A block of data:
_ _ _

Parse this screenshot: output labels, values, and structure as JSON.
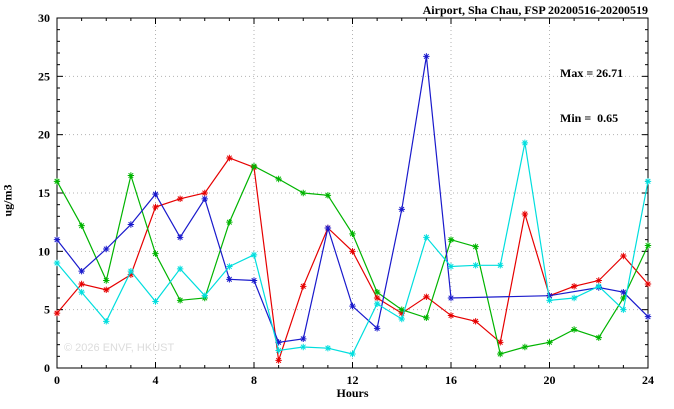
{
  "title": "Airport, Sha Chau, FSP 20200516-20200519",
  "annotation": {
    "max_label": "Max = 26.71",
    "min_label": "Min =  0.65"
  },
  "watermark": "© 2026 ENVF, HKUST",
  "axes": {
    "xlabel": "Hours",
    "ylabel": "ug/m3"
  },
  "chart_data": {
    "type": "line",
    "title": "Airport, Sha Chau, FSP 20200516-20200519",
    "xlabel": "Hours",
    "ylabel": "ug/m3",
    "xlim": [
      0,
      24
    ],
    "ylim": [
      0,
      30
    ],
    "x_ticks": [
      0,
      4,
      8,
      12,
      16,
      20,
      24
    ],
    "y_ticks": [
      0,
      5,
      10,
      15,
      20,
      25,
      30
    ],
    "grid": true,
    "legend": "none",
    "marker": "asterisk",
    "stats": {
      "max": 26.71,
      "min": 0.65
    },
    "x": [
      0,
      1,
      2,
      3,
      4,
      5,
      6,
      7,
      8,
      9,
      10,
      11,
      12,
      13,
      14,
      15,
      16,
      17,
      18,
      19,
      20,
      21,
      22,
      23,
      24
    ],
    "series": [
      {
        "name": "series-red",
        "color": "#e60000",
        "values": [
          4.7,
          7.2,
          6.7,
          8.0,
          13.8,
          14.5,
          15.0,
          18.0,
          17.2,
          0.65,
          7.0,
          12.0,
          10.0,
          6.0,
          4.7,
          6.1,
          4.5,
          4.0,
          2.2,
          13.2,
          6.2,
          7.0,
          7.5,
          9.6,
          7.2
        ]
      },
      {
        "name": "series-green",
        "color": "#00b400",
        "values": [
          16.0,
          12.2,
          7.5,
          16.5,
          9.8,
          5.8,
          6.0,
          12.5,
          17.3,
          16.2,
          15.0,
          14.8,
          11.5,
          6.5,
          5.0,
          4.3,
          11.0,
          10.4,
          1.2,
          1.8,
          2.2,
          3.3,
          2.6,
          6.0,
          10.5
        ]
      },
      {
        "name": "series-blue",
        "color": "#1a1acc",
        "values": [
          11.0,
          8.3,
          10.2,
          12.3,
          14.9,
          11.2,
          14.5,
          7.6,
          7.5,
          2.2,
          2.5,
          12.0,
          5.3,
          3.4,
          13.6,
          26.71,
          6.0,
          null,
          null,
          null,
          6.2,
          null,
          6.9,
          6.5,
          4.4
        ]
      },
      {
        "name": "series-cyan",
        "color": "#00dede",
        "values": [
          9.0,
          6.5,
          4.0,
          8.3,
          5.7,
          8.5,
          6.2,
          8.7,
          9.7,
          1.5,
          1.8,
          1.7,
          1.2,
          5.5,
          4.2,
          11.2,
          8.7,
          8.8,
          8.8,
          19.3,
          5.8,
          6.0,
          7.0,
          5.0,
          16.0
        ]
      }
    ]
  }
}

_ _ _

• What this task involves
Locate all lines holding the word "name", then copy them out.

• Answer to this exercise
        "name": "series-red",
        "name": "series-green",
        "name": "series-blue",
        "name": "series-cyan",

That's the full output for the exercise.